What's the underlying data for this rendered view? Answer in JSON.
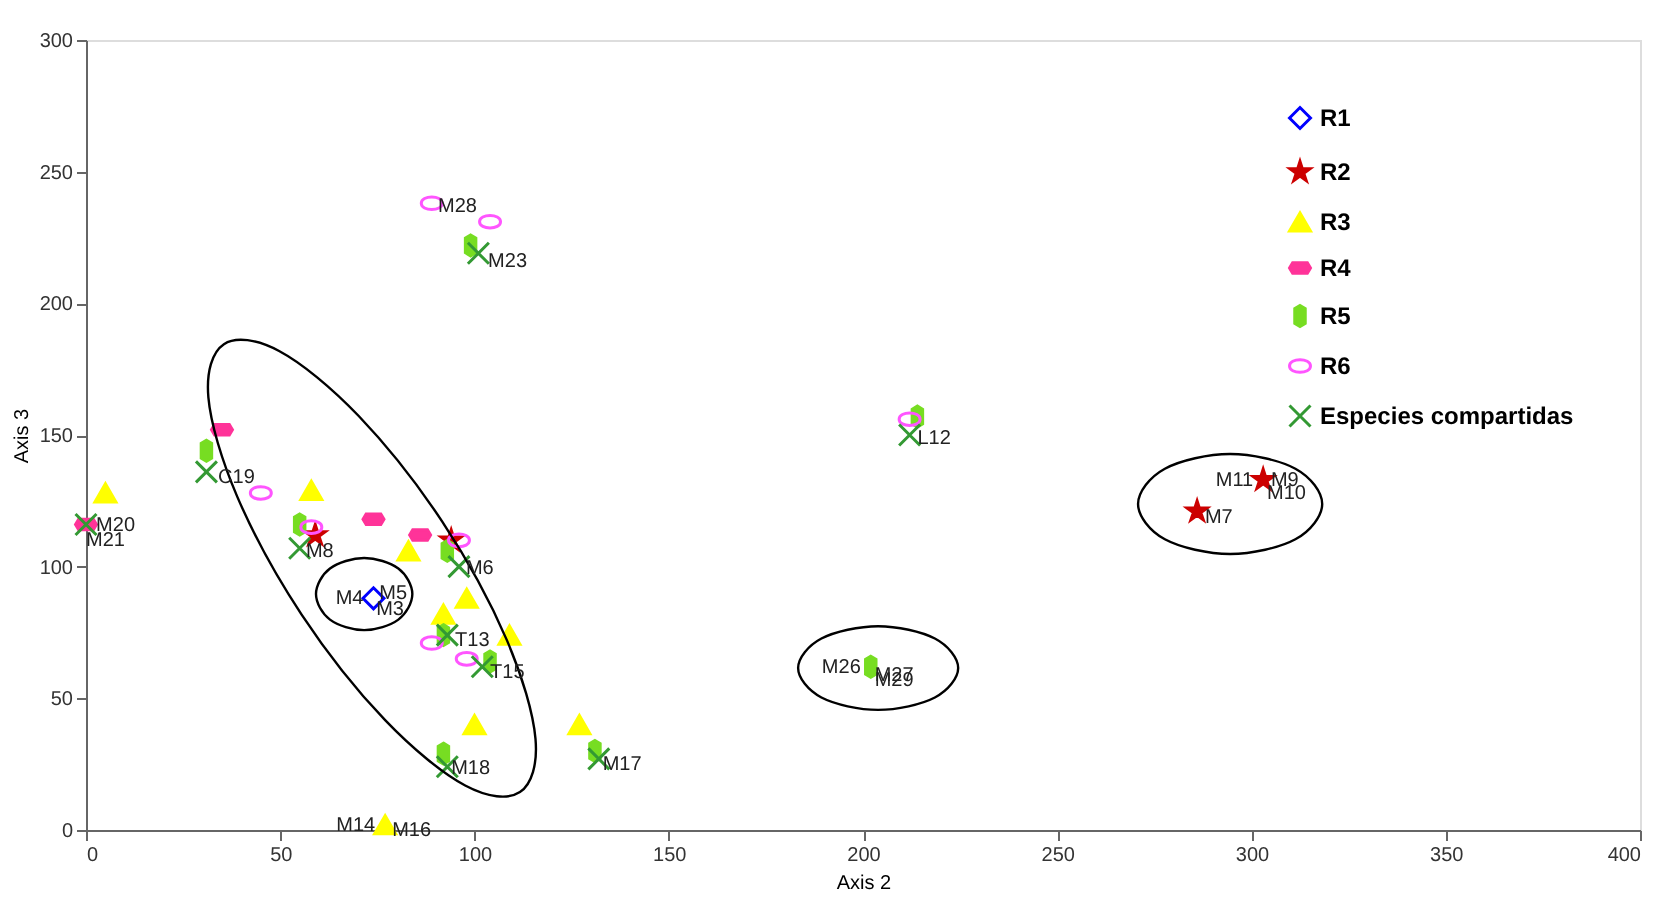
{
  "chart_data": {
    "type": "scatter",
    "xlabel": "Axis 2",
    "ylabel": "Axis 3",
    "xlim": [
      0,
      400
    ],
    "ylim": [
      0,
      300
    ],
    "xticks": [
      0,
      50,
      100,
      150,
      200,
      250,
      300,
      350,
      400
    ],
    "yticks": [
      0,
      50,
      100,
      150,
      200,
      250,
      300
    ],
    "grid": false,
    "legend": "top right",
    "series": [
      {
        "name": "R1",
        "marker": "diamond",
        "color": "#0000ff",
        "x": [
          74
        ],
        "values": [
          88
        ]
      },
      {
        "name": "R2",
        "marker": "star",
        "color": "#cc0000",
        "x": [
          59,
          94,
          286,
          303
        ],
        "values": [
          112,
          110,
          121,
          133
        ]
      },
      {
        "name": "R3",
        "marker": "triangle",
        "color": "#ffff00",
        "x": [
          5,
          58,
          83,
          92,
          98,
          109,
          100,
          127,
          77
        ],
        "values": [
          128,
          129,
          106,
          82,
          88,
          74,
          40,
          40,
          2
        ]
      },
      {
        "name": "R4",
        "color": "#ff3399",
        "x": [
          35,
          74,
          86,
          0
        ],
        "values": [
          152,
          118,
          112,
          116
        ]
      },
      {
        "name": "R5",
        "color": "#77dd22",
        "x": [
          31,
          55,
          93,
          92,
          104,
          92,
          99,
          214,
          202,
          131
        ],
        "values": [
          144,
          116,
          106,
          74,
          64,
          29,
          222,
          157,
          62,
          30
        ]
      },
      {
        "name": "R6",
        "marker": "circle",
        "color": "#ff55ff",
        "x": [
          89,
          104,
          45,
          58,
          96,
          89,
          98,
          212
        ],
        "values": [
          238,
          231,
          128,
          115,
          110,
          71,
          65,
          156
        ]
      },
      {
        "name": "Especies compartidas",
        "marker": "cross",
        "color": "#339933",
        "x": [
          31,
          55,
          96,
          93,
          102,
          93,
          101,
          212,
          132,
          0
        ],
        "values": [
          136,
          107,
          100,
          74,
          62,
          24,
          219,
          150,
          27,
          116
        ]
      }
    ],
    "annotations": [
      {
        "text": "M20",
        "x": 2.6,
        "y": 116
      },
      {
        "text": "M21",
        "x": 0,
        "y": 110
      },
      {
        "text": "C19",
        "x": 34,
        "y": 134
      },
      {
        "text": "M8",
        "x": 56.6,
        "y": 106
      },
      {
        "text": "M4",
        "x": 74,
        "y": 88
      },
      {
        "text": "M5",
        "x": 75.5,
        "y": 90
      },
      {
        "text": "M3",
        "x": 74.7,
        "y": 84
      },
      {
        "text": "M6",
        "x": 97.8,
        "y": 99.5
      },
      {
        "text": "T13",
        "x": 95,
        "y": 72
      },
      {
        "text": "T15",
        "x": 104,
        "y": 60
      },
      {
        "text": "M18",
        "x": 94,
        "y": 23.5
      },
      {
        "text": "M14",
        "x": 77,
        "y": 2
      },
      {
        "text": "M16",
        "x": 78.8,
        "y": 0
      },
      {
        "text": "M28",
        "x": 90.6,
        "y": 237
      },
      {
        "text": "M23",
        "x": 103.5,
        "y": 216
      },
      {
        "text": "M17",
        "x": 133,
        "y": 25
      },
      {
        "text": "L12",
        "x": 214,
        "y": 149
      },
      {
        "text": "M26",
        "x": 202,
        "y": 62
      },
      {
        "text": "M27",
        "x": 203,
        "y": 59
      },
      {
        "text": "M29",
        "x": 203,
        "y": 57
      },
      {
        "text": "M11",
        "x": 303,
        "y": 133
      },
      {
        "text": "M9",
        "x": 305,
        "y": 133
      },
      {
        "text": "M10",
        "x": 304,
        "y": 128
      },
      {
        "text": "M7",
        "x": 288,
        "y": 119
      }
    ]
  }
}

* * *

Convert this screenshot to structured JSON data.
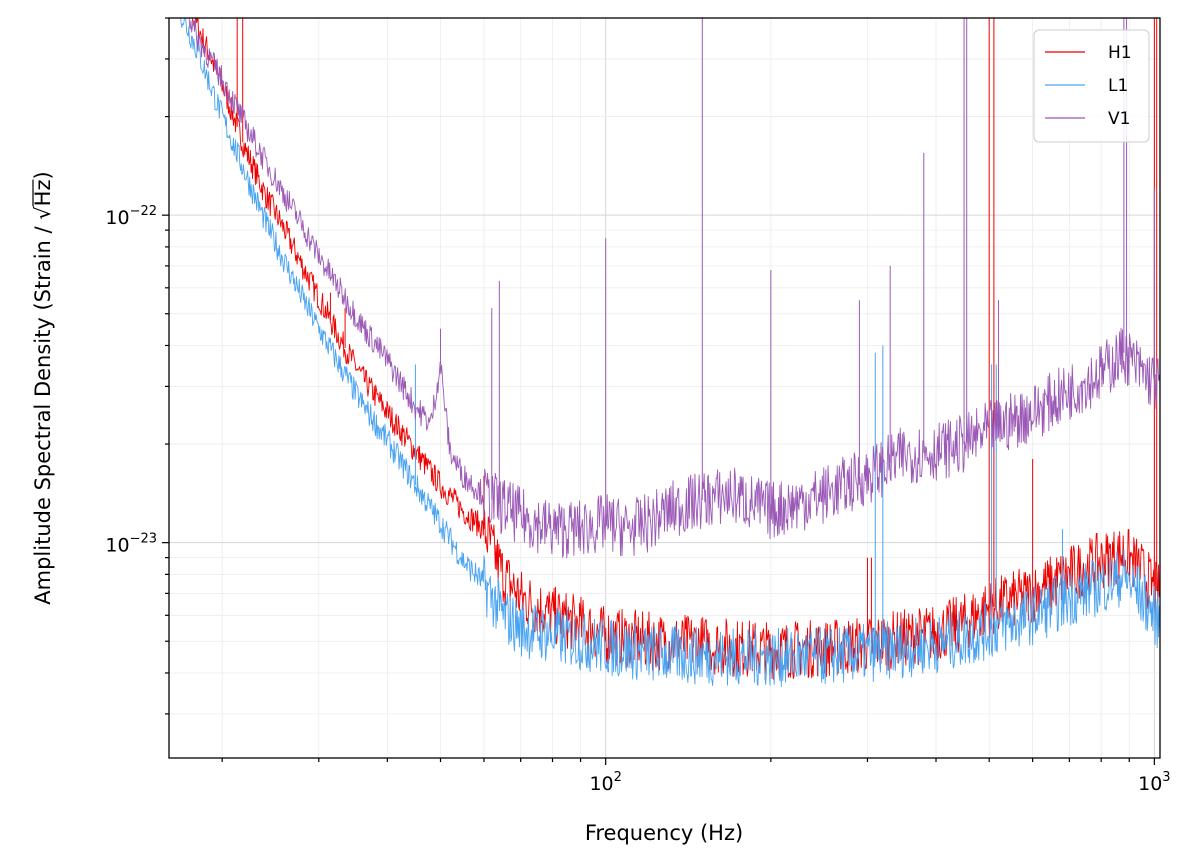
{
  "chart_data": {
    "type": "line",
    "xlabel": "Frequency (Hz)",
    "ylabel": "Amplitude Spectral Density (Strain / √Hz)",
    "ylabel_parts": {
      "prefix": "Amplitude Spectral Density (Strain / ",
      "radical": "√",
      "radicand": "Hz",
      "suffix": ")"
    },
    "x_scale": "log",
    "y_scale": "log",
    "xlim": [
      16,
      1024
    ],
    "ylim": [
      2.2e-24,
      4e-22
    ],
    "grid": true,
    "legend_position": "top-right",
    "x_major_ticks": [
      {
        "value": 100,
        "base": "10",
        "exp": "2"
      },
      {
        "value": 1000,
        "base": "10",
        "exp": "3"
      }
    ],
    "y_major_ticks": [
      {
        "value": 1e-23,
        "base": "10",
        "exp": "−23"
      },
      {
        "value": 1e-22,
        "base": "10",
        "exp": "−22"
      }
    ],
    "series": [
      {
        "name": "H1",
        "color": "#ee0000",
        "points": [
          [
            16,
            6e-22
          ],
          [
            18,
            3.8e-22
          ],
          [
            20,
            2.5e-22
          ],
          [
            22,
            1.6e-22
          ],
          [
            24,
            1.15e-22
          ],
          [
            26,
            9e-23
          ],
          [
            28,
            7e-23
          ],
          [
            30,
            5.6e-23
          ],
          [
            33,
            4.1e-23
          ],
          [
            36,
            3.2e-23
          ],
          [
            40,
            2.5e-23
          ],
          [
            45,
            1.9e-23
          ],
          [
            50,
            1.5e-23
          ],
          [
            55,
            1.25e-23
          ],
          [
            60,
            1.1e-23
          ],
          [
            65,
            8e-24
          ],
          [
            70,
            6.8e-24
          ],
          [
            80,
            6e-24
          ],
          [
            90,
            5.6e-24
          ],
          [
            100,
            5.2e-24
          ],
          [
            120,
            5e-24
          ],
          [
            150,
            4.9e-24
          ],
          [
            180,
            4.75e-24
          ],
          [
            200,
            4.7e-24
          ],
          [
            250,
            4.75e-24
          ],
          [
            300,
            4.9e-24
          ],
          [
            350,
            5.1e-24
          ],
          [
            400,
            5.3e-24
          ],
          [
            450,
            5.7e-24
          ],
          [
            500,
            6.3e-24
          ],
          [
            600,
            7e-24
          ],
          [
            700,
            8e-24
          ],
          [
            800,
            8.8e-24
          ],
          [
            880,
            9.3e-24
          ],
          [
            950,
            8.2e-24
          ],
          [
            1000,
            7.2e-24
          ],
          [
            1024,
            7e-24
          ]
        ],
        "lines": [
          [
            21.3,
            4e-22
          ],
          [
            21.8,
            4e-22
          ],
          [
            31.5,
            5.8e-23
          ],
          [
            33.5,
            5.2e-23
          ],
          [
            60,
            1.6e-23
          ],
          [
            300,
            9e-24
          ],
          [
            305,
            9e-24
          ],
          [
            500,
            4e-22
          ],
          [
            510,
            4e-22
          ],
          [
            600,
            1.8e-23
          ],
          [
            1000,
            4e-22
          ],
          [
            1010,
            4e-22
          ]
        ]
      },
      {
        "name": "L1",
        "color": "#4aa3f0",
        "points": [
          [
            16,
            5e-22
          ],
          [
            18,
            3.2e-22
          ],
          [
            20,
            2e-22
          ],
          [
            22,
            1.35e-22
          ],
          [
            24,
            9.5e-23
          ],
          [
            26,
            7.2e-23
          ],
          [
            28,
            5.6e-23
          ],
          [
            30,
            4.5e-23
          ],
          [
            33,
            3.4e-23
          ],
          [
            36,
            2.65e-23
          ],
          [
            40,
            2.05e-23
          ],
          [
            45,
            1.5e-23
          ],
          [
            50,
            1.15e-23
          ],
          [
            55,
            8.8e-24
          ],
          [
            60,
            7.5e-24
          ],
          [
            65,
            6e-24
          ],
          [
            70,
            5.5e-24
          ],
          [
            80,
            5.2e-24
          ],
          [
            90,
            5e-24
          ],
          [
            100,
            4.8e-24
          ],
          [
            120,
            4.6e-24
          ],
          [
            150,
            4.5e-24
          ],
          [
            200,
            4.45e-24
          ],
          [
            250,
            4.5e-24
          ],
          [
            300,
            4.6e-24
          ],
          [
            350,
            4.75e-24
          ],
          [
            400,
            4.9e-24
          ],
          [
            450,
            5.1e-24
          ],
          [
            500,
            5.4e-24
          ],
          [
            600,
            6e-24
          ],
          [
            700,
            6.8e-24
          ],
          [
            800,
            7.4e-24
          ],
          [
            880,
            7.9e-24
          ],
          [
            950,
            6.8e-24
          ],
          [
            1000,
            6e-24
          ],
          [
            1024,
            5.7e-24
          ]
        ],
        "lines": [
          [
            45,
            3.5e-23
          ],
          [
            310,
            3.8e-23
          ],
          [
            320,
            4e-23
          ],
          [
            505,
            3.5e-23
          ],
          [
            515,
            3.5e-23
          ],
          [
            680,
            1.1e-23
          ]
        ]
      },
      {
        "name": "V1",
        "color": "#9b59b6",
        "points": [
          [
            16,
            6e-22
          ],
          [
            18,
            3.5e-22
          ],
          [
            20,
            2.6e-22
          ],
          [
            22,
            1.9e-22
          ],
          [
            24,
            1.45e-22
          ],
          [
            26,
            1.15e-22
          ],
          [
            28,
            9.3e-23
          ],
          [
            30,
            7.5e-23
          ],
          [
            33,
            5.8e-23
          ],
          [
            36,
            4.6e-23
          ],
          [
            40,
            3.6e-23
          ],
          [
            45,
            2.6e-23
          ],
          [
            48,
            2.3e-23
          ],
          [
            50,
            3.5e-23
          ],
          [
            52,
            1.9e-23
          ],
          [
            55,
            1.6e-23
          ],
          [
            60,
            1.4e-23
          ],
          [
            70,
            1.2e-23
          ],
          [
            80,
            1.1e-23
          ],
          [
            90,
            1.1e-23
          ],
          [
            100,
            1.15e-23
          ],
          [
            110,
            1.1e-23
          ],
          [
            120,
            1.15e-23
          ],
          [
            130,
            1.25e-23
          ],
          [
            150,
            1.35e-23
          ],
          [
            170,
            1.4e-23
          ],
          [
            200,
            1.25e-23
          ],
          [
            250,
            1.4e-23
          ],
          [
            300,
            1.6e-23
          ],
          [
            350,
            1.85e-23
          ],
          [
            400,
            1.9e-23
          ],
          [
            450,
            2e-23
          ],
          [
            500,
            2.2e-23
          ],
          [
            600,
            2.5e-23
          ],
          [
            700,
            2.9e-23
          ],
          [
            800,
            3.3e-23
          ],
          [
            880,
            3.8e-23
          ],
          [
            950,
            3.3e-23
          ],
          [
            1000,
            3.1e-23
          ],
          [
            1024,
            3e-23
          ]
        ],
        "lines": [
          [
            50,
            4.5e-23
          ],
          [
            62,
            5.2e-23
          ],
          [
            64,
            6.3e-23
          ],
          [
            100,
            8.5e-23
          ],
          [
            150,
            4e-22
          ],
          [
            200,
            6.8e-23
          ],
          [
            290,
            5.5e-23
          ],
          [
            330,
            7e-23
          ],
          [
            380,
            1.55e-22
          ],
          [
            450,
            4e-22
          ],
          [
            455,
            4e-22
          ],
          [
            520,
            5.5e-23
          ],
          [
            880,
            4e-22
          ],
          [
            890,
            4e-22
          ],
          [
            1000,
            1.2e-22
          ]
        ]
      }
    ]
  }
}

▶ **Short task**: Report the number of lines holding the string "Density", without any other words.

▶ **Completed exercise**: 2